▶ Problem requirements
Each entry below is to be reproduced exactly, though any pictures it holds must be omitted.

▶ Records supplied
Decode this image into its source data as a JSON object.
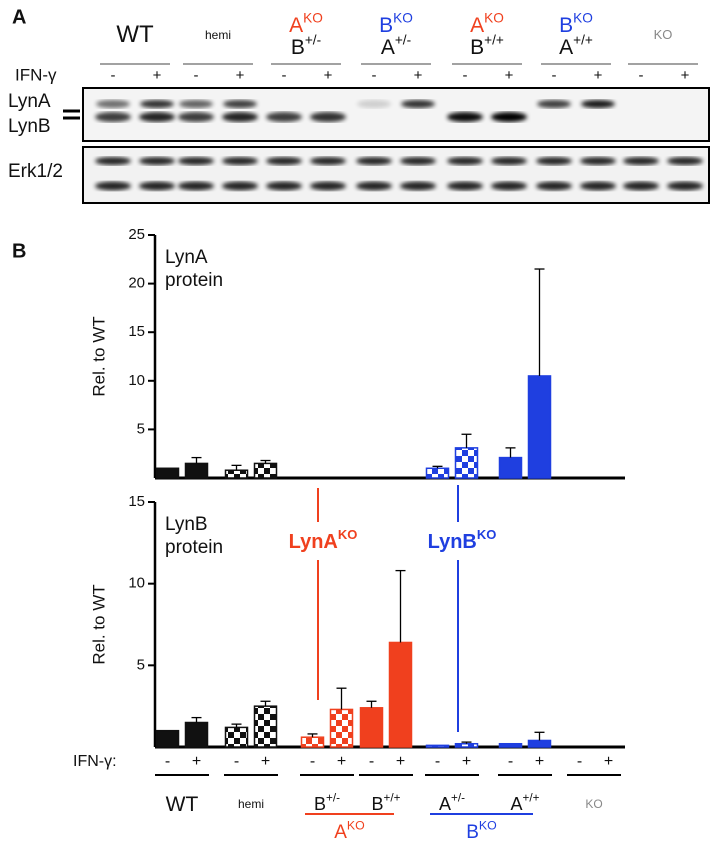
{
  "panel_a": {
    "label": "A",
    "ifn_label": "IFN-γ",
    "ifn_labels": [
      "-",
      "+"
    ],
    "groups": [
      {
        "label": "WT",
        "color": "#111111"
      },
      {
        "label": "hemi",
        "color": "#111111"
      },
      {
        "label": "A",
        "sup": "KO",
        "sub_label": "B",
        "sub_sup": "+/-",
        "color": "#f0401e"
      },
      {
        "label": "B",
        "sup": "KO",
        "sub_label": "A",
        "sub_sup": "+/-",
        "color": "#1f3fe0"
      },
      {
        "label": "A",
        "sup": "KO",
        "sub_label": "B",
        "sub_sup": "+/+",
        "color": "#f0401e"
      },
      {
        "label": "B",
        "sup": "KO",
        "sub_label": "A",
        "sub_sup": "+/+",
        "color": "#1f3fe0"
      },
      {
        "label": "KO",
        "color": "#888888"
      }
    ],
    "blot_labels": [
      "LynA",
      "LynB",
      "Erk1/2"
    ]
  },
  "panel_b_label": "B",
  "chart_data": [
    {
      "type": "bar",
      "title": [
        "LynA",
        "protein"
      ],
      "y_label": "Rel. to WT",
      "ylim": [
        0,
        25
      ],
      "yticks": [
        5,
        10,
        15,
        20,
        25
      ],
      "values": [
        1,
        1.5,
        0.8,
        1.5,
        0,
        0,
        0,
        0,
        1.0,
        3.1,
        2.1,
        10.5,
        0,
        0
      ],
      "errors": [
        null,
        0.6,
        0.5,
        0.3,
        null,
        null,
        null,
        null,
        0.2,
        1.4,
        1.0,
        11.0,
        null,
        null
      ],
      "colors": [
        "#111111",
        "#111111",
        "#111111",
        "#111111",
        "#f0401e",
        "#f0401e",
        "#f0401e",
        "#f0401e",
        "#1f3fe0",
        "#1f3fe0",
        "#1f3fe0",
        "#1f3fe0",
        "#111111",
        "#111111"
      ],
      "patterns": [
        "solid",
        "solid",
        "checker",
        "checker",
        "checker",
        "checker",
        "solid",
        "solid",
        "checker",
        "checker",
        "solid",
        "solid",
        "solid",
        "solid"
      ]
    },
    {
      "type": "bar",
      "title": [
        "LynB",
        "protein"
      ],
      "y_label": "Rel. to WT",
      "ylim": [
        0,
        15
      ],
      "yticks": [
        5,
        10,
        15
      ],
      "values": [
        1,
        1.5,
        1.2,
        2.5,
        0.6,
        2.3,
        2.4,
        6.4,
        0.1,
        0.2,
        0.2,
        0.4,
        0,
        0
      ],
      "errors": [
        null,
        0.3,
        0.2,
        0.3,
        0.2,
        1.3,
        0.4,
        4.4,
        null,
        0.1,
        null,
        0.5,
        null,
        null
      ],
      "colors": [
        "#111111",
        "#111111",
        "#111111",
        "#111111",
        "#f0401e",
        "#f0401e",
        "#f0401e",
        "#f0401e",
        "#1f3fe0",
        "#1f3fe0",
        "#1f3fe0",
        "#1f3fe0",
        "#111111",
        "#111111"
      ],
      "patterns": [
        "solid",
        "solid",
        "checker",
        "checker",
        "checker",
        "checker",
        "solid",
        "solid",
        "checker",
        "checker",
        "solid",
        "solid",
        "solid",
        "solid"
      ],
      "annotations": [
        {
          "text": "LynA",
          "sup": "KO",
          "color": "#f0401e"
        },
        {
          "text": "LynB",
          "sup": "KO",
          "color": "#1f3fe0"
        }
      ],
      "ifn_label": "IFN-γ:",
      "ifn_labels": [
        "-",
        "+"
      ],
      "group_labels": [
        {
          "label": "WT"
        },
        {
          "label": "hemi"
        },
        {
          "label": "B",
          "sup": "+/-"
        },
        {
          "label": "B",
          "sup": "+/+"
        },
        {
          "label": "A",
          "sup": "+/-"
        },
        {
          "label": "A",
          "sup": "+/+"
        },
        {
          "label": "KO"
        }
      ],
      "brackets": [
        {
          "label": "A",
          "sup": "KO",
          "color": "#f0401e"
        },
        {
          "label": "B",
          "sup": "KO",
          "color": "#1f3fe0"
        }
      ]
    }
  ]
}
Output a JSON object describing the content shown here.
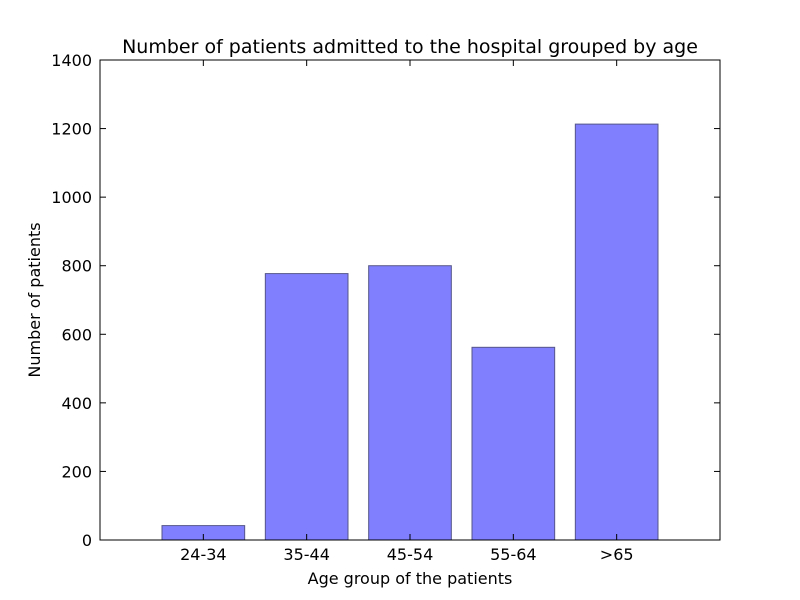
{
  "chart_data": {
    "type": "bar",
    "title": "Number of patients admitted to the hospital grouped by age",
    "xlabel": "Age group of the patients",
    "ylabel": "Number of patients",
    "categories": [
      "24-34",
      "35-44",
      "45-54",
      "55-64",
      ">65"
    ],
    "values": [
      42,
      777,
      800,
      562,
      1213
    ],
    "ylim": [
      0,
      1400
    ],
    "yticks": [
      0,
      200,
      400,
      600,
      800,
      1000,
      1200,
      1400
    ],
    "grid": false,
    "bar_color": "#8080ff",
    "bar_edge_color": "#55558a"
  }
}
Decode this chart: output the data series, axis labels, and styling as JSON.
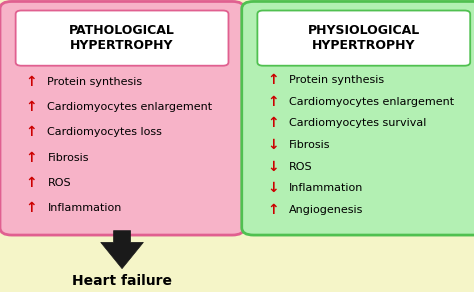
{
  "background_color": "#f5f5c8",
  "left_box": {
    "title": "PATHOLOGICAL\nHYPERTROPHY",
    "bg_color": "#f7b3c8",
    "border_color": "#e06090",
    "items": [
      {
        "arrow": "↑",
        "text": "Protein synthesis"
      },
      {
        "arrow": "↑",
        "text": "Cardiomyocytes enlargement"
      },
      {
        "arrow": "↑",
        "text": "Cardiomyocytes loss"
      },
      {
        "arrow": "↑",
        "text": "Fibrosis"
      },
      {
        "arrow": "↑",
        "text": "ROS"
      },
      {
        "arrow": "↑",
        "text": "Inflammation"
      }
    ]
  },
  "right_box": {
    "title": "PHYSIOLOGICAL\nHYPERTROPHY",
    "bg_color": "#b3f0b3",
    "border_color": "#50c050",
    "items": [
      {
        "arrow": "↑",
        "text": "Protein synthesis"
      },
      {
        "arrow": "↑",
        "text": "Cardiomyocytes enlargement"
      },
      {
        "arrow": "↑",
        "text": "Cardiomyocytes survival"
      },
      {
        "arrow": "↓",
        "text": "Fibrosis"
      },
      {
        "arrow": "↓",
        "text": "ROS"
      },
      {
        "arrow": "↓",
        "text": "Inflammation"
      },
      {
        "arrow": "↑",
        "text": "Angiogenesis"
      }
    ]
  },
  "footer_text": "Heart failure",
  "arrow_up_color": "#cc0000",
  "arrow_down_color": "#cc0000",
  "big_arrow_color": "#1a1a1a",
  "title_fontsize": 9,
  "item_fontsize": 8,
  "footer_fontsize": 10
}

▶ Answer for this exercise
Decode this image into its source data as a JSON object.
{
  "panel_a": {
    "label": "A",
    "ifn_label": "IFN-γ",
    "ifn_labels": [
      "-",
      "+"
    ],
    "groups": [
      {
        "label": "WT",
        "color": "#111111"
      },
      {
        "label": "hemi",
        "color": "#111111"
      },
      {
        "label": "A",
        "sup": "KO",
        "sub_label": "B",
        "sub_sup": "+/-",
        "color": "#f0401e"
      },
      {
        "label": "B",
        "sup": "KO",
        "sub_label": "A",
        "sub_sup": "+/-",
        "color": "#1f3fe0"
      },
      {
        "label": "A",
        "sup": "KO",
        "sub_label": "B",
        "sub_sup": "+/+",
        "color": "#f0401e"
      },
      {
        "label": "B",
        "sup": "KO",
        "sub_label": "A",
        "sub_sup": "+/+",
        "color": "#1f3fe0"
      },
      {
        "label": "KO",
        "color": "#888888"
      }
    ],
    "blot_labels": [
      "LynA",
      "LynB",
      "Erk1/2"
    ]
  },
  "panel_b_label": "B",
  "chart_data": [
    {
      "type": "bar",
      "title": [
        "LynA",
        "protein"
      ],
      "y_label": "Rel. to WT",
      "ylim": [
        0,
        25
      ],
      "yticks": [
        5,
        10,
        15,
        20,
        25
      ],
      "values": [
        1,
        1.5,
        0.8,
        1.5,
        0,
        0,
        0,
        0,
        1.0,
        3.1,
        2.1,
        10.5,
        0,
        0
      ],
      "errors": [
        null,
        0.6,
        0.5,
        0.3,
        null,
        null,
        null,
        null,
        0.2,
        1.4,
        1.0,
        11.0,
        null,
        null
      ],
      "colors": [
        "#111111",
        "#111111",
        "#111111",
        "#111111",
        "#f0401e",
        "#f0401e",
        "#f0401e",
        "#f0401e",
        "#1f3fe0",
        "#1f3fe0",
        "#1f3fe0",
        "#1f3fe0",
        "#111111",
        "#111111"
      ],
      "patterns": [
        "solid",
        "solid",
        "checker",
        "checker",
        "checker",
        "checker",
        "solid",
        "solid",
        "checker",
        "checker",
        "solid",
        "solid",
        "solid",
        "solid"
      ]
    },
    {
      "type": "bar",
      "title": [
        "LynB",
        "protein"
      ],
      "y_label": "Rel. to WT",
      "ylim": [
        0,
        15
      ],
      "yticks": [
        5,
        10,
        15
      ],
      "values": [
        1,
        1.5,
        1.2,
        2.5,
        0.6,
        2.3,
        2.4,
        6.4,
        0.1,
        0.2,
        0.2,
        0.4,
        0,
        0
      ],
      "errors": [
        null,
        0.3,
        0.2,
        0.3,
        0.2,
        1.3,
        0.4,
        4.4,
        null,
        0.1,
        null,
        0.5,
        null,
        null
      ],
      "colors": [
        "#111111",
        "#111111",
        "#111111",
        "#111111",
        "#f0401e",
        "#f0401e",
        "#f0401e",
        "#f0401e",
        "#1f3fe0",
        "#1f3fe0",
        "#1f3fe0",
        "#1f3fe0",
        "#111111",
        "#111111"
      ],
      "patterns": [
        "solid",
        "solid",
        "checker",
        "checker",
        "checker",
        "checker",
        "solid",
        "solid",
        "checker",
        "checker",
        "solid",
        "solid",
        "solid",
        "solid"
      ],
      "annotations": [
        {
          "text": "LynA",
          "sup": "KO",
          "color": "#f0401e"
        },
        {
          "text": "LynB",
          "sup": "KO",
          "color": "#1f3fe0"
        }
      ],
      "ifn_label": "IFN-γ:",
      "ifn_labels": [
        "-",
        "+"
      ],
      "group_labels": [
        {
          "label": "WT"
        },
        {
          "label": "hemi"
        },
        {
          "label": "B",
          "sup": "+/-"
        },
        {
          "label": "B",
          "sup": "+/+"
        },
        {
          "label": "A",
          "sup": "+/-"
        },
        {
          "label": "A",
          "sup": "+/+"
        },
        {
          "label": "KO"
        }
      ],
      "brackets": [
        {
          "label": "A",
          "sup": "KO",
          "color": "#f0401e"
        },
        {
          "label": "B",
          "sup": "KO",
          "color": "#1f3fe0"
        }
      ]
    }
  ]
}
Output a JSON object describing the content shown here.
{
  "chart_data": {
    "type": "bar",
    "title": "Number of patients admitted to the hospital grouped by age",
    "xlabel": "Age group of the patients",
    "ylabel": "Number of patients",
    "categories": [
      "24-34",
      "35-44",
      "45-54",
      "55-64",
      ">65"
    ],
    "values": [
      42,
      777,
      800,
      562,
      1213
    ],
    "ylim": [
      0,
      1400
    ],
    "yticks": [
      0,
      200,
      400,
      600,
      800,
      1000,
      1200,
      1400
    ],
    "grid": false,
    "bar_color": "#8080ff",
    "bar_edge_color": "#55558a"
  }
}
Decode this chart: output the data series, axis labels, and styling as JSON.
{
  "background_color": "#f5f5c8",
  "left_box": {
    "title": "PATHOLOGICAL\nHYPERTROPHY",
    "bg_color": "#f7b3c8",
    "border_color": "#e06090",
    "items": [
      {
        "arrow": "↑",
        "text": "Protein synthesis"
      },
      {
        "arrow": "↑",
        "text": "Cardiomyocytes enlargement"
      },
      {
        "arrow": "↑",
        "text": "Cardiomyocytes loss"
      },
      {
        "arrow": "↑",
        "text": "Fibrosis"
      },
      {
        "arrow": "↑",
        "text": "ROS"
      },
      {
        "arrow": "↑",
        "text": "Inflammation"
      }
    ]
  },
  "right_box": {
    "title": "PHYSIOLOGICAL\nHYPERTROPHY",
    "bg_color": "#b3f0b3",
    "border_color": "#50c050",
    "items": [
      {
        "arrow": "↑",
        "text": "Protein synthesis"
      },
      {
        "arrow": "↑",
        "text": "Cardiomyocytes enlargement"
      },
      {
        "arrow": "↑",
        "text": "Cardiomyocytes survival"
      },
      {
        "arrow": "↓",
        "text": "Fibrosis"
      },
      {
        "arrow": "↓",
        "text": "ROS"
      },
      {
        "arrow": "↓",
        "text": "Inflammation"
      },
      {
        "arrow": "↑",
        "text": "Angiogenesis"
      }
    ]
  },
  "footer_text": "Heart failure",
  "arrow_up_color": "#cc0000",
  "arrow_down_color": "#cc0000",
  "big_arrow_color": "#1a1a1a",
  "title_fontsize": 9,
  "item_fontsize": 8,
  "footer_fontsize": 10
}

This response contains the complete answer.